** begin **

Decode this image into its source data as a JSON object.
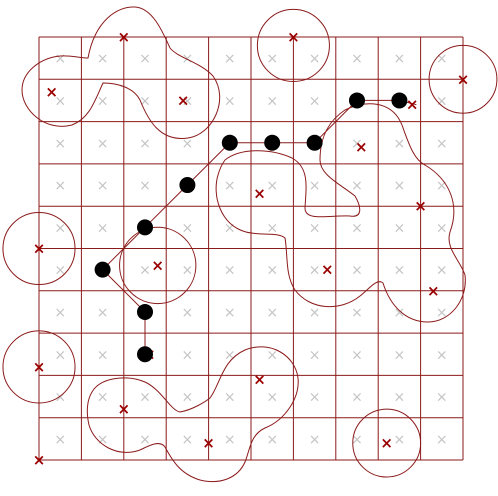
{
  "colors": {
    "background": "#ffffff",
    "grid": "#8b1a1a",
    "red_mark": "#9b0000",
    "grey_mark": "#c4c4c4",
    "node": "#000000",
    "circle": "#8b1a1a"
  },
  "symbols": {
    "red_mark": "×",
    "grey_mark": "×"
  },
  "grid": {
    "columns": 10,
    "rows": 10
  },
  "path_nodes": [
    {
      "col": 7.5,
      "row": 1.5
    },
    {
      "col": 8.5,
      "row": 1.5
    },
    {
      "col": 6.5,
      "row": 2.5
    },
    {
      "col": 5.5,
      "row": 2.5
    },
    {
      "col": 4.5,
      "row": 2.5
    },
    {
      "col": 3.5,
      "row": 3.5
    },
    {
      "col": 2.5,
      "row": 4.5
    },
    {
      "col": 1.5,
      "row": 5.5
    },
    {
      "col": 2.5,
      "row": 6.5
    },
    {
      "col": 2.5,
      "row": 7.5
    }
  ],
  "red_marks": [
    {
      "col": 2.0,
      "row": 0.0
    },
    {
      "col": 6.0,
      "row": 0.0
    },
    {
      "col": 10.0,
      "row": 1.0
    },
    {
      "col": 0.3,
      "row": 1.3
    },
    {
      "col": 3.4,
      "row": 1.5
    },
    {
      "col": 8.8,
      "row": 1.6
    },
    {
      "col": 7.6,
      "row": 2.6
    },
    {
      "col": 5.2,
      "row": 3.7
    },
    {
      "col": 9.0,
      "row": 4.0
    },
    {
      "col": 0.0,
      "row": 5.0
    },
    {
      "col": 2.8,
      "row": 5.4
    },
    {
      "col": 6.8,
      "row": 5.5
    },
    {
      "col": 9.3,
      "row": 6.0
    },
    {
      "col": 2.6,
      "row": 7.5
    },
    {
      "col": 0.0,
      "row": 7.8
    },
    {
      "col": 5.2,
      "row": 8.1
    },
    {
      "col": 2.0,
      "row": 8.8
    },
    {
      "col": 4.0,
      "row": 9.6
    },
    {
      "col": 8.2,
      "row": 9.6
    },
    {
      "col": 0.0,
      "row": 10.0
    }
  ],
  "circles": [
    {
      "col": 6.0,
      "row": 0.2,
      "radius": 0.85
    },
    {
      "col": 10.0,
      "row": 1.0,
      "radius": 0.8
    },
    {
      "col": 0.0,
      "row": 5.0,
      "radius": 0.85
    },
    {
      "col": 2.8,
      "row": 5.4,
      "radius": 0.9
    },
    {
      "col": 0.0,
      "row": 7.8,
      "radius": 0.85
    },
    {
      "col": 8.2,
      "row": 9.6,
      "radius": 0.8
    }
  ]
}
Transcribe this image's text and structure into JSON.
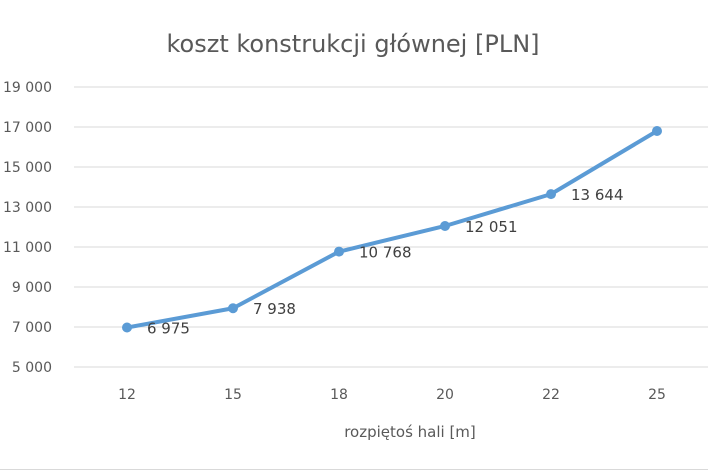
{
  "chart_data": {
    "type": "line",
    "title": "koszt konstrukcji głównej [PLN]",
    "xlabel": "rozpiętoś hali [m]",
    "ylabel": "",
    "categories": [
      "12",
      "15",
      "18",
      "20",
      "22",
      "25"
    ],
    "values": [
      6975,
      7938,
      10768,
      12051,
      13644,
      16800
    ],
    "data_labels": [
      "6 975",
      "7 938",
      "10 768",
      "12 051",
      "13 644",
      ""
    ],
    "ylim": [
      5000,
      19000
    ],
    "y_ticks": [
      5000,
      7000,
      9000,
      11000,
      13000,
      15000,
      17000,
      19000
    ],
    "y_tick_labels": [
      "5 000",
      "7 000",
      "9 000",
      "11 000",
      "13 000",
      "15 000",
      "17 000",
      "19 000"
    ],
    "grid": true,
    "legend": "none",
    "colors": {
      "line": "#5b9bd5",
      "grid": "#d9d9d9",
      "text": "#595959"
    }
  }
}
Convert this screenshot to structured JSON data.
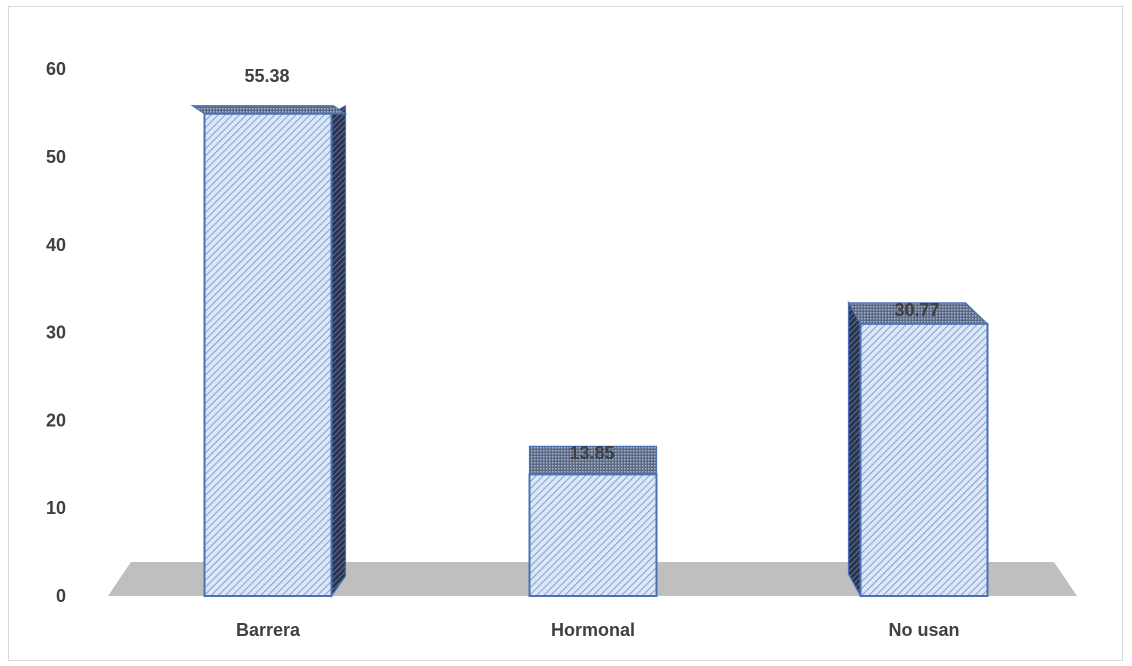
{
  "chart_data": {
    "type": "bar",
    "style": "3d-column",
    "categories": [
      "Barrera",
      "Hormonal",
      "No usan"
    ],
    "values": [
      55.38,
      13.85,
      30.77
    ],
    "data_labels": [
      "55.38",
      "13.85",
      "30.77"
    ],
    "title": "",
    "xlabel": "",
    "ylabel": "",
    "ylim": [
      0,
      60
    ],
    "yticks": [
      0,
      10,
      20,
      30,
      40,
      50,
      60
    ],
    "grid": false,
    "legend": "none",
    "colors": {
      "bar_fill": "#dbe6f6",
      "bar_hatch": "#6d8fc9",
      "bar_edge": "#4a72b5",
      "bar_side": "#1f2a44",
      "floor": "#bfbfbf",
      "text": "#404040"
    }
  }
}
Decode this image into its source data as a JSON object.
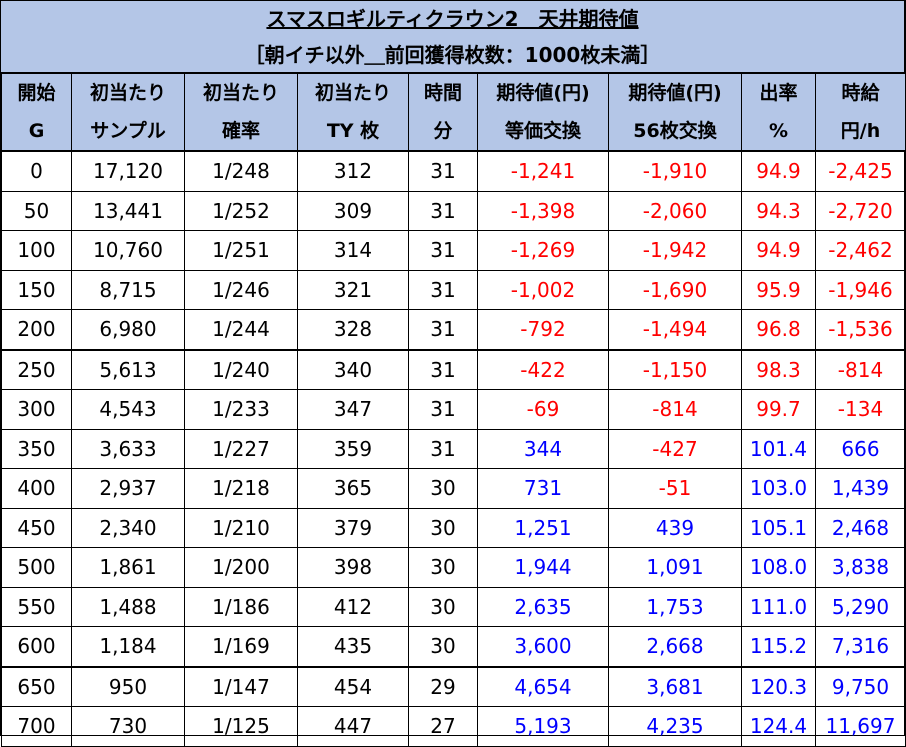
{
  "title": "スマスロギルティクラウン2　天井期待値",
  "subtitle": "［朝イチ以外＿前回獲得枚数：1000枚未満］",
  "headers": [
    [
      "開始",
      "G"
    ],
    [
      "初当たり",
      "サンプル"
    ],
    [
      "初当たり",
      "確率"
    ],
    [
      "初当たり",
      "TY 枚"
    ],
    [
      "時間",
      "分"
    ],
    [
      "期待値(円)",
      "等価交換"
    ],
    [
      "期待値(円)",
      "56枚交換"
    ],
    [
      "出率",
      "%"
    ],
    [
      "時給",
      "円/h"
    ]
  ],
  "rows": [
    [
      "0",
      "17,120",
      "1/248",
      "312",
      "31",
      "-1,241",
      "-1,910",
      "94.9",
      "-2,425"
    ],
    [
      "50",
      "13,441",
      "1/252",
      "309",
      "31",
      "-1,398",
      "-2,060",
      "94.3",
      "-2,720"
    ],
    [
      "100",
      "10,760",
      "1/251",
      "314",
      "31",
      "-1,269",
      "-1,942",
      "94.9",
      "-2,462"
    ],
    [
      "150",
      "8,715",
      "1/246",
      "321",
      "31",
      "-1,002",
      "-1,690",
      "95.9",
      "-1,946"
    ],
    [
      "200",
      "6,980",
      "1/244",
      "328",
      "31",
      "-792",
      "-1,494",
      "96.8",
      "-1,536"
    ],
    [
      "250",
      "5,613",
      "1/240",
      "340",
      "31",
      "-422",
      "-1,150",
      "98.3",
      "-814"
    ],
    [
      "300",
      "4,543",
      "1/233",
      "347",
      "31",
      "-69",
      "-814",
      "99.7",
      "-134"
    ],
    [
      "350",
      "3,633",
      "1/227",
      "359",
      "31",
      "344",
      "-427",
      "101.4",
      "666"
    ],
    [
      "400",
      "2,937",
      "1/218",
      "365",
      "30",
      "731",
      "-51",
      "103.0",
      "1,439"
    ],
    [
      "450",
      "2,340",
      "1/210",
      "379",
      "30",
      "1,251",
      "439",
      "105.1",
      "2,468"
    ],
    [
      "500",
      "1,861",
      "1/200",
      "398",
      "30",
      "1,944",
      "1,091",
      "108.0",
      "3,838"
    ],
    [
      "550",
      "1,488",
      "1/186",
      "412",
      "30",
      "2,635",
      "1,753",
      "111.0",
      "5,290"
    ],
    [
      "600",
      "1,184",
      "1/169",
      "435",
      "30",
      "3,600",
      "2,668",
      "115.2",
      "7,316"
    ],
    [
      "650",
      "950",
      "1/147",
      "454",
      "29",
      "4,654",
      "3,681",
      "120.3",
      "9,750"
    ],
    [
      "700",
      "730",
      "1/125",
      "447",
      "27",
      "5,193",
      "4,235",
      "124.4",
      "11,697"
    ]
  ],
  "thick_after_rows": [
    4,
    12
  ],
  "colors": {
    "header_bg": "#b4c6e7",
    "negative": "#ff0000",
    "positive": "#0000ff"
  }
}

** end **

EXERCISE REQUIREMENTS>
List each line of the records that holds the string "JSON".

EXERCISE RESULT>
Decode this image into its source data as a JSON object.
Transcribe this image's text and structure into JSON.
Convert this screenshot to structured JSON data.
Decode this image into its source data as a JSON object.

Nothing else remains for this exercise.